[START]

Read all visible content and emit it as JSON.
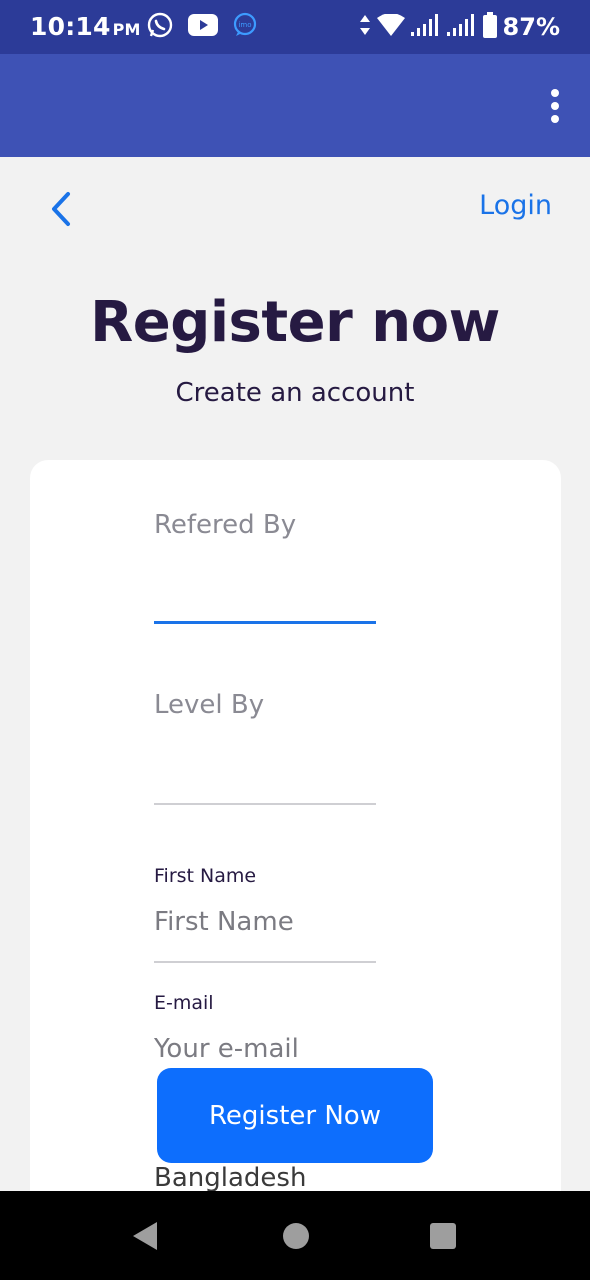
{
  "status_bar": {
    "time": "10:14",
    "ampm": "PM",
    "battery": "87%",
    "icons": [
      "whatsapp-icon",
      "youtube-icon",
      "imo-icon",
      "data-arrows-icon",
      "wifi-icon",
      "signal-icon",
      "signal-icon",
      "battery-icon"
    ]
  },
  "app_bar": {
    "menu_icon": "more-vert-icon"
  },
  "nav": {
    "back_icon": "chevron-left-icon",
    "login_label": "Login"
  },
  "header": {
    "title": "Register now",
    "subtitle": "Create an account"
  },
  "form": {
    "refered_by": {
      "placeholder": "Refered By",
      "value": ""
    },
    "level_by": {
      "placeholder": "Level By",
      "value": ""
    },
    "first_name": {
      "label": "First Name",
      "placeholder": "First Name",
      "value": ""
    },
    "email": {
      "label": "E-mail",
      "placeholder": "Your e-mail",
      "value": ""
    },
    "country": {
      "value": "Bangladesh"
    },
    "submit_label": "Register Now"
  },
  "colors": {
    "status_bar": "#2c3b98",
    "app_bar": "#3e52b5",
    "accent": "#1a73e8",
    "button": "#0d6efd",
    "title": "#261a42"
  },
  "system_nav": {
    "icons": [
      "back-triangle-icon",
      "home-circle-icon",
      "recents-square-icon"
    ]
  }
}
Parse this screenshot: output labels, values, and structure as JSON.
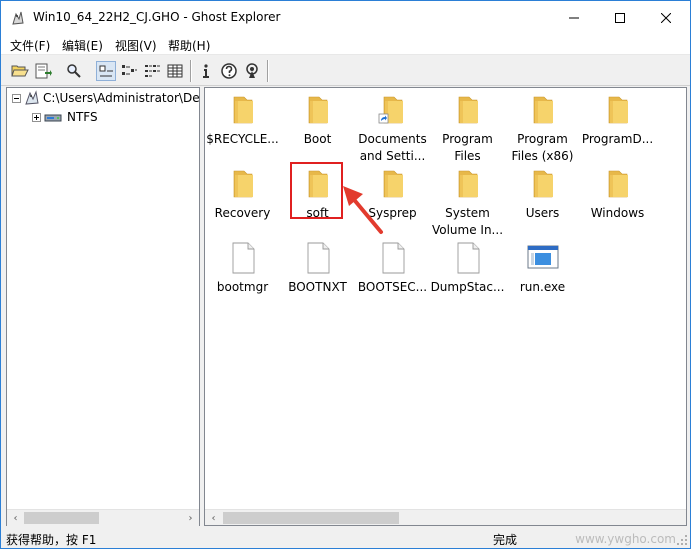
{
  "window": {
    "title": "Win10_64_22H2_CJ.GHO - Ghost Explorer",
    "controls": {
      "minimize_icon": "minimize-icon",
      "maximize_icon": "maximize-icon",
      "close_icon": "close-icon"
    }
  },
  "menu": {
    "items": [
      {
        "label": "文件(F)"
      },
      {
        "label": "编辑(E)"
      },
      {
        "label": "视图(V)"
      },
      {
        "label": "帮助(H)"
      }
    ]
  },
  "toolbar": {
    "buttons": [
      {
        "icon": "open-folder-icon"
      },
      {
        "icon": "extract-icon"
      },
      {
        "icon": "find-icon"
      },
      {
        "icon": "large-icons-view-icon",
        "pressed": true
      },
      {
        "icon": "small-icons-view-icon"
      },
      {
        "icon": "list-view-icon"
      },
      {
        "icon": "details-view-icon"
      },
      {
        "icon": "info-icon"
      },
      {
        "icon": "help-icon"
      },
      {
        "icon": "span-icon"
      }
    ]
  },
  "tree": {
    "root_label": "C:\\Users\\Administrator\\De",
    "child_label": "NTFS"
  },
  "files": [
    {
      "label": "$RECYCLE...",
      "type": "folder"
    },
    {
      "label": "Boot",
      "type": "folder"
    },
    {
      "label": "Documents and Setti...",
      "type": "folder-shortcut"
    },
    {
      "label": "Program Files",
      "type": "folder"
    },
    {
      "label": "Program Files (x86)",
      "type": "folder"
    },
    {
      "label": "ProgramD...",
      "type": "folder"
    },
    {
      "label": "Recovery",
      "type": "folder"
    },
    {
      "label": "soft",
      "type": "folder",
      "highlighted": true
    },
    {
      "label": "Sysprep",
      "type": "folder"
    },
    {
      "label": "System Volume In...",
      "type": "folder"
    },
    {
      "label": "Users",
      "type": "folder"
    },
    {
      "label": "Windows",
      "type": "folder"
    },
    {
      "label": "bootmgr",
      "type": "file"
    },
    {
      "label": "BOOTNXT",
      "type": "file"
    },
    {
      "label": "BOOTSEC...",
      "type": "file"
    },
    {
      "label": "DumpStac...",
      "type": "file"
    },
    {
      "label": "run.exe",
      "type": "exe"
    }
  ],
  "status": {
    "left": "获得帮助，按 F1",
    "right": "完成",
    "watermark": "www.ywgho.com"
  },
  "colors": {
    "folder": "#f6d36b",
    "highlight": "#e02020",
    "arrow": "#e23b2e",
    "selection": "#d9e6f4"
  }
}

[END]

● **THE PROBLEM**
Search the lines for "view". Copy each line that has it.

● **THE REPLY**
        "icon": "large-icons-view-icon",
        "icon": "small-icons-view-icon"
        "icon": "list-view-icon"
        "icon": "details-view-icon"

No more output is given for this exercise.